▸ PROBLEM DETAILS
Print all records exactly, leaving nothing out.

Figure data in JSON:
=-=-=-=-=

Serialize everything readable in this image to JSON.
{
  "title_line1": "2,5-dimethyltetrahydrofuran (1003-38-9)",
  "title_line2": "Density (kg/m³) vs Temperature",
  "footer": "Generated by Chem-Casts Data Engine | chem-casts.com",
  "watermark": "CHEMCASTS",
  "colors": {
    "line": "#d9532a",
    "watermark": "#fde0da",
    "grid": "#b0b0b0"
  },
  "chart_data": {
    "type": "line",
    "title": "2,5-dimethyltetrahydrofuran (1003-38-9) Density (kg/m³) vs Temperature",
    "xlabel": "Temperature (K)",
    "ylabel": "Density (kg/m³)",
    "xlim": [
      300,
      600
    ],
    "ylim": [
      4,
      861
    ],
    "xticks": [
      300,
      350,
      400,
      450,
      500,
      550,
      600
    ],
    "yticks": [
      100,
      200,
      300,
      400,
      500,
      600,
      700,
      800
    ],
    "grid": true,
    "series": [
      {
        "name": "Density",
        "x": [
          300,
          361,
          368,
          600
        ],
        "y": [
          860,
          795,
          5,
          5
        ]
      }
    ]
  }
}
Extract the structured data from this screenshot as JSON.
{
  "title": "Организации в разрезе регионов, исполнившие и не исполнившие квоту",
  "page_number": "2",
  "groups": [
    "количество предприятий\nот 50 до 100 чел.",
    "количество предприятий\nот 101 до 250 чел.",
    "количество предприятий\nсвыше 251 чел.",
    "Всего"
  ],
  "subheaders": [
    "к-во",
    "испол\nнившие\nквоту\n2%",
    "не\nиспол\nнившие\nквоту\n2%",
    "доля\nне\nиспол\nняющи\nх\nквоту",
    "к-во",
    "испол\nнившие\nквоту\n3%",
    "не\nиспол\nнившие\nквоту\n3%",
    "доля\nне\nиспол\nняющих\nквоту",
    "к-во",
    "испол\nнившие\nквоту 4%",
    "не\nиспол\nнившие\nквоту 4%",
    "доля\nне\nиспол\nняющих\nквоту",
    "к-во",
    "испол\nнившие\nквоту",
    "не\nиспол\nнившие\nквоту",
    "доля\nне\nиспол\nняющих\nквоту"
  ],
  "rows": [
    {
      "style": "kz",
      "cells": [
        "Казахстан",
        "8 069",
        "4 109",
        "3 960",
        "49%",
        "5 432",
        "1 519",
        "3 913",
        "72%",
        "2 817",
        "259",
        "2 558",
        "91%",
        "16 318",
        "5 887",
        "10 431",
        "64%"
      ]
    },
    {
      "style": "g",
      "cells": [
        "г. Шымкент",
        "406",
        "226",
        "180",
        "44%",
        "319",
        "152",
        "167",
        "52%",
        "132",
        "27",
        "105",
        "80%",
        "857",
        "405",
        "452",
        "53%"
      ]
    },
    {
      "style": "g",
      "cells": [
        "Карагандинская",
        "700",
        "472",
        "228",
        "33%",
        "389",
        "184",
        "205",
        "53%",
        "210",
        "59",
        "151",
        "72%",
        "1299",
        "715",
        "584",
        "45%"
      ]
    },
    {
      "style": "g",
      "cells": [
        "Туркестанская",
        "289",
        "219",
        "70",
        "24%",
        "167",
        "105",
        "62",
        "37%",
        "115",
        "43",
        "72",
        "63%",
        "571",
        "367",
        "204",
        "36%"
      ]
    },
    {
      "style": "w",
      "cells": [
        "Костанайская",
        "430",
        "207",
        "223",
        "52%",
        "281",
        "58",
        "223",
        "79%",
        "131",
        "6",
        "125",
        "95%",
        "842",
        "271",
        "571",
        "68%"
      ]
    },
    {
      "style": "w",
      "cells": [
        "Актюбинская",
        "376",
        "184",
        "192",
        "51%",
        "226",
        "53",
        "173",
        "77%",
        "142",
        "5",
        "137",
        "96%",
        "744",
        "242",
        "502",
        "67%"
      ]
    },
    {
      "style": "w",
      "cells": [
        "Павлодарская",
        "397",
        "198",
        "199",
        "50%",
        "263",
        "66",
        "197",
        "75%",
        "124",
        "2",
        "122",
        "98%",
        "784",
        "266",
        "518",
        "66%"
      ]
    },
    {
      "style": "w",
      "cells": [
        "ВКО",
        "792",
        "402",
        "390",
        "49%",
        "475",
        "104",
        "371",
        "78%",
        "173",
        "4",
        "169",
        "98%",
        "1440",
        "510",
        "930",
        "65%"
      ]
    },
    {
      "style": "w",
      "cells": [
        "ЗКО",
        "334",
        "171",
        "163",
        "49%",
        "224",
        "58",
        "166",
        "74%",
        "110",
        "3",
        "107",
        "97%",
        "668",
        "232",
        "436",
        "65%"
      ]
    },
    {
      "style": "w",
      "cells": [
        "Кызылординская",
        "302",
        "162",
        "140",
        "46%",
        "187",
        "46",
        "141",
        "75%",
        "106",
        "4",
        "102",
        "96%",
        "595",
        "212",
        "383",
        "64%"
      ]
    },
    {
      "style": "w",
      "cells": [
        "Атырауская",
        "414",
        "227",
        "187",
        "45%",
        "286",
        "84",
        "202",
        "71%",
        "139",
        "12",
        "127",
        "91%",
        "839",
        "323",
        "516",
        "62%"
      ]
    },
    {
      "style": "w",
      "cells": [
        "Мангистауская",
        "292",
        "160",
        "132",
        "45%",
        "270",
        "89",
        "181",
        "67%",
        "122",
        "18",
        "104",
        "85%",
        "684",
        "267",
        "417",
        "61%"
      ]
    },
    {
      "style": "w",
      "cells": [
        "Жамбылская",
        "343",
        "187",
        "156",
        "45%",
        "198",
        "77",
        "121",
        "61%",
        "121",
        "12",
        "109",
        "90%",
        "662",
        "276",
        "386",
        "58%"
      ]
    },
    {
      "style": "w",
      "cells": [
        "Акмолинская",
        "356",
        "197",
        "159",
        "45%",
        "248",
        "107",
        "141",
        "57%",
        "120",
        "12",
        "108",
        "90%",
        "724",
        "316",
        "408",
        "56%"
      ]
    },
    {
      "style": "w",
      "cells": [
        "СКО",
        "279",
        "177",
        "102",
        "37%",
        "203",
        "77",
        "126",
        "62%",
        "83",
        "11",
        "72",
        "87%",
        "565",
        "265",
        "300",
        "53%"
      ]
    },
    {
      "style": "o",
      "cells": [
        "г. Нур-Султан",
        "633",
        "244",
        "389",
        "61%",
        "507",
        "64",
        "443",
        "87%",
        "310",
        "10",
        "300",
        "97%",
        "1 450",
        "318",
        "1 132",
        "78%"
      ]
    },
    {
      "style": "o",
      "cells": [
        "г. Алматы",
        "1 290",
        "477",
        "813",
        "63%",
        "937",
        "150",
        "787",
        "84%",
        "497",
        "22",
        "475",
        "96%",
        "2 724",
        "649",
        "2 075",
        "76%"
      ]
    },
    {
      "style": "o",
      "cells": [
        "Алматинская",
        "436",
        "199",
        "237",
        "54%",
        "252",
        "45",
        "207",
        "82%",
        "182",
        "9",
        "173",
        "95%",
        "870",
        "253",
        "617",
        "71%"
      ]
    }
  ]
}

=-=-=-=-=

▸ COMPLETE OUTPUT
Serialize everything readable in this image to JSON.
{
  "title_line1": "2,5-dimethyltetrahydrofuran (1003-38-9)",
  "title_line2": "Density (kg/m³) vs Temperature",
  "footer": "Generated by Chem-Casts Data Engine | chem-casts.com",
  "watermark": "CHEMCASTS",
  "colors": {
    "line": "#d9532a",
    "watermark": "#fde0da",
    "grid": "#b0b0b0"
  },
  "chart_data": {
    "type": "line",
    "title": "2,5-dimethyltetrahydrofuran (1003-38-9) Density (kg/m³) vs Temperature",
    "xlabel": "Temperature (K)",
    "ylabel": "Density (kg/m³)",
    "xlim": [
      300,
      600
    ],
    "ylim": [
      4,
      861
    ],
    "xticks": [
      300,
      350,
      400,
      450,
      500,
      550,
      600
    ],
    "yticks": [
      100,
      200,
      300,
      400,
      500,
      600,
      700,
      800
    ],
    "grid": true,
    "series": [
      {
        "name": "Density",
        "x": [
          300,
          361,
          368,
          600
        ],
        "y": [
          860,
          795,
          5,
          5
        ]
      }
    ]
  }
}
Extract the structured data from this screenshot as JSON.
{
  "title": "Организации в разрезе регионов, исполнившие и не исполнившие квоту",
  "page_number": "2",
  "groups": [
    "количество предприятий\nот 50 до 100 чел.",
    "количество предприятий\nот 101 до 250 чел.",
    "количество предприятий\nсвыше 251 чел.",
    "Всего"
  ],
  "subheaders": [
    "к-во",
    "испол\nнившие\nквоту\n2%",
    "не\nиспол\nнившие\nквоту\n2%",
    "доля\nне\nиспол\nняющи\nх\nквоту",
    "к-во",
    "испол\nнившие\nквоту\n3%",
    "не\nиспол\nнившие\nквоту\n3%",
    "доля\nне\nиспол\nняющих\nквоту",
    "к-во",
    "испол\nнившие\nквоту 4%",
    "не\nиспол\nнившие\nквоту 4%",
    "доля\nне\nиспол\nняющих\nквоту",
    "к-во",
    "испол\nнившие\nквоту",
    "не\nиспол\nнившие\nквоту",
    "доля\nне\nиспол\nняющих\nквоту"
  ],
  "rows": [
    {
      "style": "kz",
      "cells": [
        "Казахстан",
        "8 069",
        "4 109",
        "3 960",
        "49%",
        "5 432",
        "1 519",
        "3 913",
        "72%",
        "2 817",
        "259",
        "2 558",
        "91%",
        "16 318",
        "5 887",
        "10 431",
        "64%"
      ]
    },
    {
      "style": "g",
      "cells": [
        "г. Шымкент",
        "406",
        "226",
        "180",
        "44%",
        "319",
        "152",
        "167",
        "52%",
        "132",
        "27",
        "105",
        "80%",
        "857",
        "405",
        "452",
        "53%"
      ]
    },
    {
      "style": "g",
      "cells": [
        "Карагандинская",
        "700",
        "472",
        "228",
        "33%",
        "389",
        "184",
        "205",
        "53%",
        "210",
        "59",
        "151",
        "72%",
        "1299",
        "715",
        "584",
        "45%"
      ]
    },
    {
      "style": "g",
      "cells": [
        "Туркестанская",
        "289",
        "219",
        "70",
        "24%",
        "167",
        "105",
        "62",
        "37%",
        "115",
        "43",
        "72",
        "63%",
        "571",
        "367",
        "204",
        "36%"
      ]
    },
    {
      "style": "w",
      "cells": [
        "Костанайская",
        "430",
        "207",
        "223",
        "52%",
        "281",
        "58",
        "223",
        "79%",
        "131",
        "6",
        "125",
        "95%",
        "842",
        "271",
        "571",
        "68%"
      ]
    },
    {
      "style": "w",
      "cells": [
        "Актюбинская",
        "376",
        "184",
        "192",
        "51%",
        "226",
        "53",
        "173",
        "77%",
        "142",
        "5",
        "137",
        "96%",
        "744",
        "242",
        "502",
        "67%"
      ]
    },
    {
      "style": "w",
      "cells": [
        "Павлодарская",
        "397",
        "198",
        "199",
        "50%",
        "263",
        "66",
        "197",
        "75%",
        "124",
        "2",
        "122",
        "98%",
        "784",
        "266",
        "518",
        "66%"
      ]
    },
    {
      "style": "w",
      "cells": [
        "ВКО",
        "792",
        "402",
        "390",
        "49%",
        "475",
        "104",
        "371",
        "78%",
        "173",
        "4",
        "169",
        "98%",
        "1440",
        "510",
        "930",
        "65%"
      ]
    },
    {
      "style": "w",
      "cells": [
        "ЗКО",
        "334",
        "171",
        "163",
        "49%",
        "224",
        "58",
        "166",
        "74%",
        "110",
        "3",
        "107",
        "97%",
        "668",
        "232",
        "436",
        "65%"
      ]
    },
    {
      "style": "w",
      "cells": [
        "Кызылординская",
        "302",
        "162",
        "140",
        "46%",
        "187",
        "46",
        "141",
        "75%",
        "106",
        "4",
        "102",
        "96%",
        "595",
        "212",
        "383",
        "64%"
      ]
    },
    {
      "style": "w",
      "cells": [
        "Атырауская",
        "414",
        "227",
        "187",
        "45%",
        "286",
        "84",
        "202",
        "71%",
        "139",
        "12",
        "127",
        "91%",
        "839",
        "323",
        "516",
        "62%"
      ]
    },
    {
      "style": "w",
      "cells": [
        "Мангистауская",
        "292",
        "160",
        "132",
        "45%",
        "270",
        "89",
        "181",
        "67%",
        "122",
        "18",
        "104",
        "85%",
        "684",
        "267",
        "417",
        "61%"
      ]
    },
    {
      "style": "w",
      "cells": [
        "Жамбылская",
        "343",
        "187",
        "156",
        "45%",
        "198",
        "77",
        "121",
        "61%",
        "121",
        "12",
        "109",
        "90%",
        "662",
        "276",
        "386",
        "58%"
      ]
    },
    {
      "style": "w",
      "cells": [
        "Акмолинская",
        "356",
        "197",
        "159",
        "45%",
        "248",
        "107",
        "141",
        "57%",
        "120",
        "12",
        "108",
        "90%",
        "724",
        "316",
        "408",
        "56%"
      ]
    },
    {
      "style": "w",
      "cells": [
        "СКО",
        "279",
        "177",
        "102",
        "37%",
        "203",
        "77",
        "126",
        "62%",
        "83",
        "11",
        "72",
        "87%",
        "565",
        "265",
        "300",
        "53%"
      ]
    },
    {
      "style": "o",
      "cells": [
        "г. Нур-Султан",
        "633",
        "244",
        "389",
        "61%",
        "507",
        "64",
        "443",
        "87%",
        "310",
        "10",
        "300",
        "97%",
        "1 450",
        "318",
        "1 132",
        "78%"
      ]
    },
    {
      "style": "o",
      "cells": [
        "г. Алматы",
        "1 290",
        "477",
        "813",
        "63%",
        "937",
        "150",
        "787",
        "84%",
        "497",
        "22",
        "475",
        "96%",
        "2 724",
        "649",
        "2 075",
        "76%"
      ]
    },
    {
      "style": "o",
      "cells": [
        "Алматинская",
        "436",
        "199",
        "237",
        "54%",
        "252",
        "45",
        "207",
        "82%",
        "182",
        "9",
        "173",
        "95%",
        "870",
        "253",
        "617",
        "71%"
      ]
    }
  ]
}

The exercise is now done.